→ **EXERCISE TASK**
Without the pictures, can you quote each line below exactly?

_ _ _ _ _ _ _

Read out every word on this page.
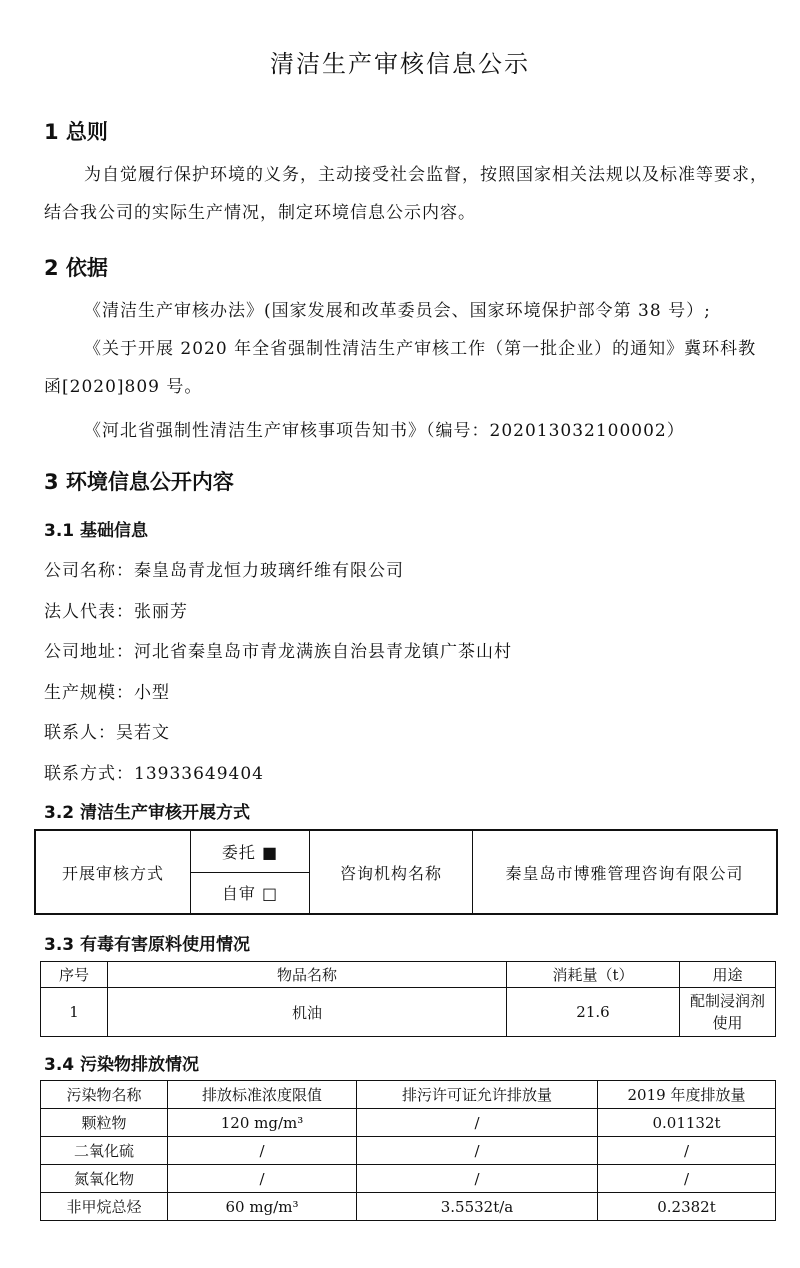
清洁生产审核信息公示
1 总则
为自觉履行保护环境的义务，主动接受社会监督，按照国家相关法规以及标准等要求，结合我公司的实际生产情况，制定环境信息公示内容。
2 依据
《清洁生产审核办法》(国家发展和改革委员会、国家环境保护部令第 38 号）;
《关于开展 2020 年全省强制性清洁生产审核工作（第一批企业）的通知》冀环科教函[2020]809 号。
《河北省强制性清洁生产审核事项告知书》（编号：202013032100002）
3 环境信息公开内容
3.1 基础信息
公司名称：秦皇岛青龙恒力玻璃纤维有限公司
法人代表：张丽芳
公司地址：河北省秦皇岛市青龙满族自治县青龙镇广茶山村
生产规模：小型
联系人：吴若文
联系方式：13933649404
3.2 清洁生产审核开展方式
开展审核方式	委托 ■	咨询机构名称	秦皇岛市博雅管理咨询有限公司
自审 □
3.3 有毒有害原料使用情况
序号	物品名称	消耗量（t）	用途
1	机油	21.6	配制浸润剂使用
3.4 污染物排放情况
污染物名称	排放标准浓度限值	排污许可证允许排放量	2019 年度排放量
颗粒物	120 mg/m³	/	0.01132t
二氧化硫	/	/	/
氮氧化物	/	/	/
非甲烷总烃	60 mg/m³	3.5532t/a	0.2382t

_ _ _ _ _ _ _

→ **PROBLEM SOLUTION**
Read out every word on this page.
清洁生产审核信息公示
1 总则
为自觉履行保护环境的义务，主动接受社会监督，按照国家相关法规以及标准等要求，结合我公司的实际生产情况，制定环境信息公示内容。
2 依据
《清洁生产审核办法》(国家发展和改革委员会、国家环境保护部令第 38 号）;
《关于开展 2020 年全省强制性清洁生产审核工作（第一批企业）的通知》冀环科教函[2020]809 号。
《河北省强制性清洁生产审核事项告知书》（编号：202013032100002）
3 环境信息公开内容
3.1 基础信息
公司名称：秦皇岛青龙恒力玻璃纤维有限公司
法人代表：张丽芳
公司地址：河北省秦皇岛市青龙满族自治县青龙镇广茶山村
生产规模：小型
联系人：吴若文
联系方式：13933649404
3.2 清洁生产审核开展方式
开展审核方式	委托 ■	咨询机构名称	秦皇岛市博雅管理咨询有限公司
自审 □
3.3 有毒有害原料使用情况
序号	物品名称	消耗量（t）	用途
1	机油	21.6	配制浸润剂使用
3.4 污染物排放情况
污染物名称	排放标准浓度限值	排污许可证允许排放量	2019 年度排放量
颗粒物	120 mg/m³	/	0.01132t
二氧化硫	/	/	/
氮氧化物	/	/	/
非甲烷总烃	60 mg/m³	3.5532t/a	0.2382t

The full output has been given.